**WRITTEN REQUEST**
Retype every entry in its entirety, without alteration.

**DATA ENTRIES**
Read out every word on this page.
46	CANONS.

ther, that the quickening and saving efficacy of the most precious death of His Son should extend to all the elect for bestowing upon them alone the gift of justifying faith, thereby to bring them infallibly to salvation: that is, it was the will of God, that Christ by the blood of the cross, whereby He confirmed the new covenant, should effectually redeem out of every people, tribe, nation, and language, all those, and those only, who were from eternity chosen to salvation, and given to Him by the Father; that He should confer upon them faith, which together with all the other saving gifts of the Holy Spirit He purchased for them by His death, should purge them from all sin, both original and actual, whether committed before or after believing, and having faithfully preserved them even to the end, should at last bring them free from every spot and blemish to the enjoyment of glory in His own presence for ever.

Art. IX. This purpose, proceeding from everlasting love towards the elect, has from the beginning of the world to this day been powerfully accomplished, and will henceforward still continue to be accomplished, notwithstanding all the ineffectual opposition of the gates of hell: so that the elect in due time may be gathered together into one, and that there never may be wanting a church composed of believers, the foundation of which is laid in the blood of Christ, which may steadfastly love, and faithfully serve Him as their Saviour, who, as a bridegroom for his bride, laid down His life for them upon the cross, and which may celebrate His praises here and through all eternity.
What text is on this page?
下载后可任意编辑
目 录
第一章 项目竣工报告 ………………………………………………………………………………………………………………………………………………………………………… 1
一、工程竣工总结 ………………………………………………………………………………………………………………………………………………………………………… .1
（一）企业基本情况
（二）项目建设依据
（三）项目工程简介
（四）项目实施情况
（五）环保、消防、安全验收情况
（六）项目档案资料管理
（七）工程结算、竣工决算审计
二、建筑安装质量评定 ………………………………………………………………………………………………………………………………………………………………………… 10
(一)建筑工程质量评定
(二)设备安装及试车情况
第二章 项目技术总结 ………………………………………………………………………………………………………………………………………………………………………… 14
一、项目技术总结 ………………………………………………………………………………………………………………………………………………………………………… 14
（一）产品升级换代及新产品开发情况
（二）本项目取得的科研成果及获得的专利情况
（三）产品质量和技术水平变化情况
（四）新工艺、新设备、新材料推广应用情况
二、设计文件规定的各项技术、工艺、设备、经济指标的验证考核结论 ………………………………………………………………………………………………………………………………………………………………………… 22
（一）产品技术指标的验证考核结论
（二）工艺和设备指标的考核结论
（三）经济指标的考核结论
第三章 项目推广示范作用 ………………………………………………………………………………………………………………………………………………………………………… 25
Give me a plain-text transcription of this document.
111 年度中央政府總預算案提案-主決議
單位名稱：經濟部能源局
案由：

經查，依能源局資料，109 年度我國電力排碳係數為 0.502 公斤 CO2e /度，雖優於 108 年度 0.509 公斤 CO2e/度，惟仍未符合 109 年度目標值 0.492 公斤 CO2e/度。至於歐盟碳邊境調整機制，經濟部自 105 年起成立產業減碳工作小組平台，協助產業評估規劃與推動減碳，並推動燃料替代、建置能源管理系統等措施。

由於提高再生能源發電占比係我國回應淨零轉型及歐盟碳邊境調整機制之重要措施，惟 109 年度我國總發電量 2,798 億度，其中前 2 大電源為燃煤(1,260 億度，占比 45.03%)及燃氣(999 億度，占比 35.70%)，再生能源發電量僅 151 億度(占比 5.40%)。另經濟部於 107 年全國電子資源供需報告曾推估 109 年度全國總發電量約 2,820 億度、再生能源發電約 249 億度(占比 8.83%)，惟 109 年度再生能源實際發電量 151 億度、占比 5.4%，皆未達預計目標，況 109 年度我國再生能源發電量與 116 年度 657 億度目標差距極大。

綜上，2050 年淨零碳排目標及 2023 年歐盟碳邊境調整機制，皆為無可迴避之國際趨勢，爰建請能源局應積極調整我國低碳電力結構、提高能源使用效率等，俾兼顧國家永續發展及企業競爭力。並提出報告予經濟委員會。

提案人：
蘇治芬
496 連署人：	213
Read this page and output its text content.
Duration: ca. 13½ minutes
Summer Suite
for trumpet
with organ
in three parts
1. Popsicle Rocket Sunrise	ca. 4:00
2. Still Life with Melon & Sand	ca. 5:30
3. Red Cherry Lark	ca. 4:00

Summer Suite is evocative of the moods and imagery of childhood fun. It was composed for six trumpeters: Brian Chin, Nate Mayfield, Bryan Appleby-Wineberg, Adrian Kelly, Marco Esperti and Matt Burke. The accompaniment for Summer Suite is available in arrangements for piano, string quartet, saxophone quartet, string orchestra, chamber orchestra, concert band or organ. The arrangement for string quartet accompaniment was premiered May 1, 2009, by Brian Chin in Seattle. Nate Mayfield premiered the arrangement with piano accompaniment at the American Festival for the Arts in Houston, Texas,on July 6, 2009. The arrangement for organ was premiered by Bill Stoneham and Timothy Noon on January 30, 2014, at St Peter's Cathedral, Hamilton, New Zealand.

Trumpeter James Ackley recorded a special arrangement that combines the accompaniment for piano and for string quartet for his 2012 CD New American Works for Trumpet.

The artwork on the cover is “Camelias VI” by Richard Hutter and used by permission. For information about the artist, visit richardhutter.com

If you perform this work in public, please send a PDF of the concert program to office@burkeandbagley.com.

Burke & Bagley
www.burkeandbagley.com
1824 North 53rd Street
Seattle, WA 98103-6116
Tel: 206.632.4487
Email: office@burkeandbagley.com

**IN RESPONSE**
Read out every word on this page.
46	CANONS.

ther, that the quickening and saving efficacy of the most precious death of His Son should extend to all the elect for bestowing upon them alone the gift of justifying faith, thereby to bring them infallibly to salvation: that is, it was the will of God, that Christ by the blood of the cross, whereby He confirmed the new covenant, should effectually redeem out of every people, tribe, nation, and language, all those, and those only, who were from eternity chosen to salvation, and given to Him by the Father; that He should confer upon them faith, which together with all the other saving gifts of the Holy Spirit He purchased for them by His death, should purge them from all sin, both original and actual, whether committed before or after believing, and having faithfully preserved them even to the end, should at last bring them free from every spot and blemish to the enjoyment of glory in His own presence for ever.

Art. IX. This purpose, proceeding from everlasting love towards the elect, has from the beginning of the world to this day been powerfully accomplished, and will henceforward still continue to be accomplished, notwithstanding all the ineffectual opposition of the gates of hell: so that the elect in due time may be gathered together into one, and that there never may be wanting a church composed of believers, the foundation of which is laid in the blood of Christ, which may steadfastly love, and faithfully serve Him as their Saviour, who, as a bridegroom for his bride, laid down His life for them upon the cross, and which may celebrate His praises here and through all eternity.
What text is on this page?
下载后可任意编辑
目 录
第一章 项目竣工报告 ………………………………………………………………………………………………………………………………………………………………………… 1
一、工程竣工总结 ………………………………………………………………………………………………………………………………………………………………………… .1
（一）企业基本情况
（二）项目建设依据
（三）项目工程简介
（四）项目实施情况
（五）环保、消防、安全验收情况
（六）项目档案资料管理
（七）工程结算、竣工决算审计
二、建筑安装质量评定 ………………………………………………………………………………………………………………………………………………………………………… 10
(一)建筑工程质量评定
(二)设备安装及试车情况
第二章 项目技术总结 ………………………………………………………………………………………………………………………………………………………………………… 14
一、项目技术总结 ………………………………………………………………………………………………………………………………………………………………………… 14
（一）产品升级换代及新产品开发情况
（二）本项目取得的科研成果及获得的专利情况
（三）产品质量和技术水平变化情况
（四）新工艺、新设备、新材料推广应用情况
二、设计文件规定的各项技术、工艺、设备、经济指标的验证考核结论 ………………………………………………………………………………………………………………………………………………………………………… 22
（一）产品技术指标的验证考核结论
（二）工艺和设备指标的考核结论
（三）经济指标的考核结论
第三章 项目推广示范作用 ………………………………………………………………………………………………………………………………………………………………………… 25
Give me a plain-text transcription of this document.
111 年度中央政府總預算案提案-主決議
單位名稱：經濟部能源局
案由：

經查，依能源局資料，109 年度我國電力排碳係數為 0.502 公斤 CO2e /度，雖優於 108 年度 0.509 公斤 CO2e/度，惟仍未符合 109 年度目標值 0.492 公斤 CO2e/度。至於歐盟碳邊境調整機制，經濟部自 105 年起成立產業減碳工作小組平台，協助產業評估規劃與推動減碳，並推動燃料替代、建置能源管理系統等措施。

由於提高再生能源發電占比係我國回應淨零轉型及歐盟碳邊境調整機制之重要措施，惟 109 年度我國總發電量 2,798 億度，其中前 2 大電源為燃煤(1,260 億度，占比 45.03%)及燃氣(999 億度，占比 35.70%)，再生能源發電量僅 151 億度(占比 5.40%)。另經濟部於 107 年全國電子資源供需報告曾推估 109 年度全國總發電量約 2,820 億度、再生能源發電約 249 億度(占比 8.83%)，惟 109 年度再生能源實際發電量 151 億度、占比 5.4%，皆未達預計目標，況 109 年度我國再生能源發電量與 116 年度 657 億度目標差距極大。

綜上，2050 年淨零碳排目標及 2023 年歐盟碳邊境調整機制，皆為無可迴避之國際趨勢，爰建請能源局應積極調整我國低碳電力結構、提高能源使用效率等，俾兼顧國家永續發展及企業競爭力。並提出報告予經濟委員會。

提案人：
蘇治芬
496 連署人：	213
Read this page and output its text content.
Duration: ca. 13½ minutes
Summer Suite
for trumpet
with organ
in three parts
1. Popsicle Rocket Sunrise	ca. 4:00
2. Still Life with Melon & Sand	ca. 5:30
3. Red Cherry Lark	ca. 4:00

Summer Suite is evocative of the moods and imagery of childhood fun. It was composed for six trumpeters: Brian Chin, Nate Mayfield, Bryan Appleby-Wineberg, Adrian Kelly, Marco Esperti and Matt Burke. The accompaniment for Summer Suite is available in arrangements for piano, string quartet, saxophone quartet, string orchestra, chamber orchestra, concert band or organ. The arrangement for string quartet accompaniment was premiered May 1, 2009, by Brian Chin in Seattle. Nate Mayfield premiered the arrangement with piano accompaniment at the American Festival for the Arts in Houston, Texas,on July 6, 2009. The arrangement for organ was premiered by Bill Stoneham and Timothy Noon on January 30, 2014, at St Peter's Cathedral, Hamilton, New Zealand.

Trumpeter James Ackley recorded a special arrangement that combines the accompaniment for piano and for string quartet for his 2012 CD New American Works for Trumpet.

The artwork on the cover is “Camelias VI” by Richard Hutter and used by permission. For information about the artist, visit richardhutter.com

If you perform this work in public, please send a PDF of the concert program to office@burkeandbagley.com.

Burke & Bagley
www.burkeandbagley.com
1824 North 53rd Street
Seattle, WA 98103-6116
Tel: 206.632.4487
Email: office@burkeandbagley.com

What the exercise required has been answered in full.